What you will do: Using the listing below, copy every line that mentions "Tena".

Extracted records:
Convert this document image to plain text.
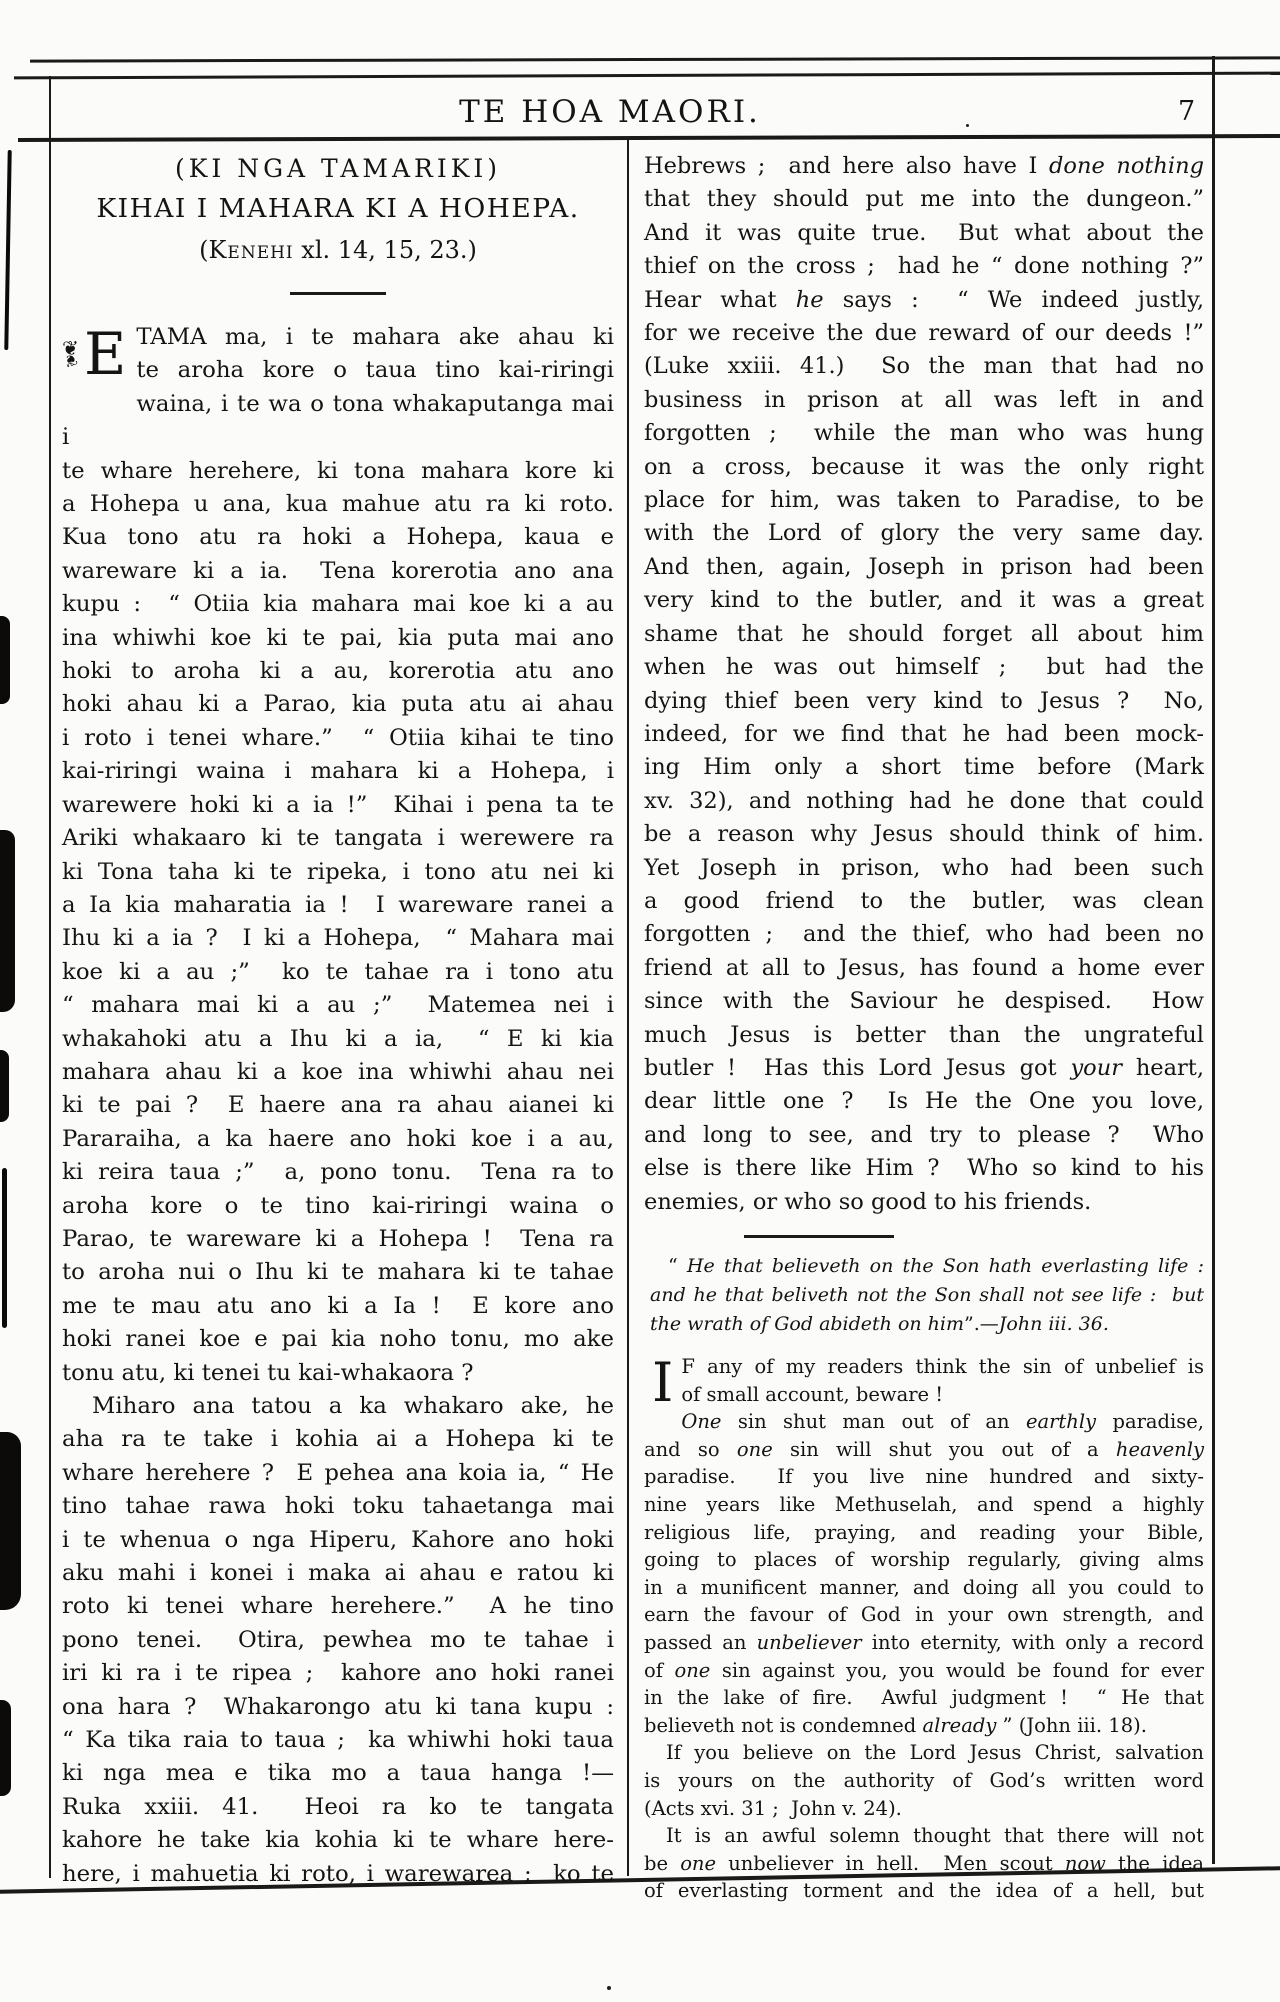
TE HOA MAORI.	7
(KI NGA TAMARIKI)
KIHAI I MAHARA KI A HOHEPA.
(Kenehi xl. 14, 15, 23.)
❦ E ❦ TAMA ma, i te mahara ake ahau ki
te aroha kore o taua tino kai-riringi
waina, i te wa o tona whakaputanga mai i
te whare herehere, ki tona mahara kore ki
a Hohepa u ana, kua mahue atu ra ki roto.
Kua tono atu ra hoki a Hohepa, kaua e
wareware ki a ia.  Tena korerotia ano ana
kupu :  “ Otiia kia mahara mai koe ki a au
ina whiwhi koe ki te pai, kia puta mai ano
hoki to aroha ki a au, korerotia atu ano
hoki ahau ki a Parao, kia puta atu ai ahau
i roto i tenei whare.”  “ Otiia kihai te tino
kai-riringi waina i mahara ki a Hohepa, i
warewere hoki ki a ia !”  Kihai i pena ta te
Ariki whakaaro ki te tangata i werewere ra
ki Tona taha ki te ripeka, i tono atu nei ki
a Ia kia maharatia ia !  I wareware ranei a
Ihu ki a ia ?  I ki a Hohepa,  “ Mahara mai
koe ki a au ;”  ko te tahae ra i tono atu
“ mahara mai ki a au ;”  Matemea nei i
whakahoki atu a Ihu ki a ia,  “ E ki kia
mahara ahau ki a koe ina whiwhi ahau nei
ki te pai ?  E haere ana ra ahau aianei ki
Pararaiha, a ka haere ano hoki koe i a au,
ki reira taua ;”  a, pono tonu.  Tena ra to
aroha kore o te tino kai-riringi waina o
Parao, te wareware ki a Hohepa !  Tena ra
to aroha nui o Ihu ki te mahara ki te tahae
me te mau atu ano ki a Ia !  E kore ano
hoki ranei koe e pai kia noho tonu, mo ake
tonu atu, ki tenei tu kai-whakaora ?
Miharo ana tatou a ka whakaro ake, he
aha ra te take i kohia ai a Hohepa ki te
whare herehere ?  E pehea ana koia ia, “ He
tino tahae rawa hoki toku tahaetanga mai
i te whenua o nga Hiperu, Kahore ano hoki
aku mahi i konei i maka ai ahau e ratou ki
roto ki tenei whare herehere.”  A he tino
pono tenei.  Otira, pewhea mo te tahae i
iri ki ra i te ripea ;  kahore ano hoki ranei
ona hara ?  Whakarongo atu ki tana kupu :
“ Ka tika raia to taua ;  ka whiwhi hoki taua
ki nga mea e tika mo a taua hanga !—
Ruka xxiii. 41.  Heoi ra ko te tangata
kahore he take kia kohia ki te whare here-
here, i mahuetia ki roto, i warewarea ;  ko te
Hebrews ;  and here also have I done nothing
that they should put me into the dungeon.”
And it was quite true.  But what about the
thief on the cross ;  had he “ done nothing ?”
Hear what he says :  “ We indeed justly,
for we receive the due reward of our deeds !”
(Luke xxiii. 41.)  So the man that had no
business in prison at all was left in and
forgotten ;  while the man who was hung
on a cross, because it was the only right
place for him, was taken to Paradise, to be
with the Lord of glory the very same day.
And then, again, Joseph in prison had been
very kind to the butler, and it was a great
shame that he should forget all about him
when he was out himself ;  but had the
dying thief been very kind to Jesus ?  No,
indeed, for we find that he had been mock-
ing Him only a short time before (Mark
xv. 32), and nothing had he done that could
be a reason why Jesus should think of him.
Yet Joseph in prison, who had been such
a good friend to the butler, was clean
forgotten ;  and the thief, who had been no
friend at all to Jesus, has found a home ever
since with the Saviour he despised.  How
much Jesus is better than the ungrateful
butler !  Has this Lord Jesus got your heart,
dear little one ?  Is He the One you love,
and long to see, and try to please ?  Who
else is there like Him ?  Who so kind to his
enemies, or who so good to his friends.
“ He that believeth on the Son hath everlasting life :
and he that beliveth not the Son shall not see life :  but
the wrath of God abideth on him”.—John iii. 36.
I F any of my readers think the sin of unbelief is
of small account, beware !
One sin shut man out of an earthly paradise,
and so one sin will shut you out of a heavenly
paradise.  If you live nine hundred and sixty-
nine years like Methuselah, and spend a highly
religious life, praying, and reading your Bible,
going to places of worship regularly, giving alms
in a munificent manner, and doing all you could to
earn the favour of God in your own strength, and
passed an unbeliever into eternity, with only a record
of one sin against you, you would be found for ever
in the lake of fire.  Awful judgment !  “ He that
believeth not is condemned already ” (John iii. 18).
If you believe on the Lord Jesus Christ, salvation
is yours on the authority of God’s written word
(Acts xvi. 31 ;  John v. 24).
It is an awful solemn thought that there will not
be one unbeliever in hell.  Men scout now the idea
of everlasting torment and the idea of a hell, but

Final answer:
wareware ki a ia.  Tena korerotia ano ana
ki reira taua ;”  a, pono tonu.  Tena ra to
Parao, te wareware ki a Hohepa !  Tena ra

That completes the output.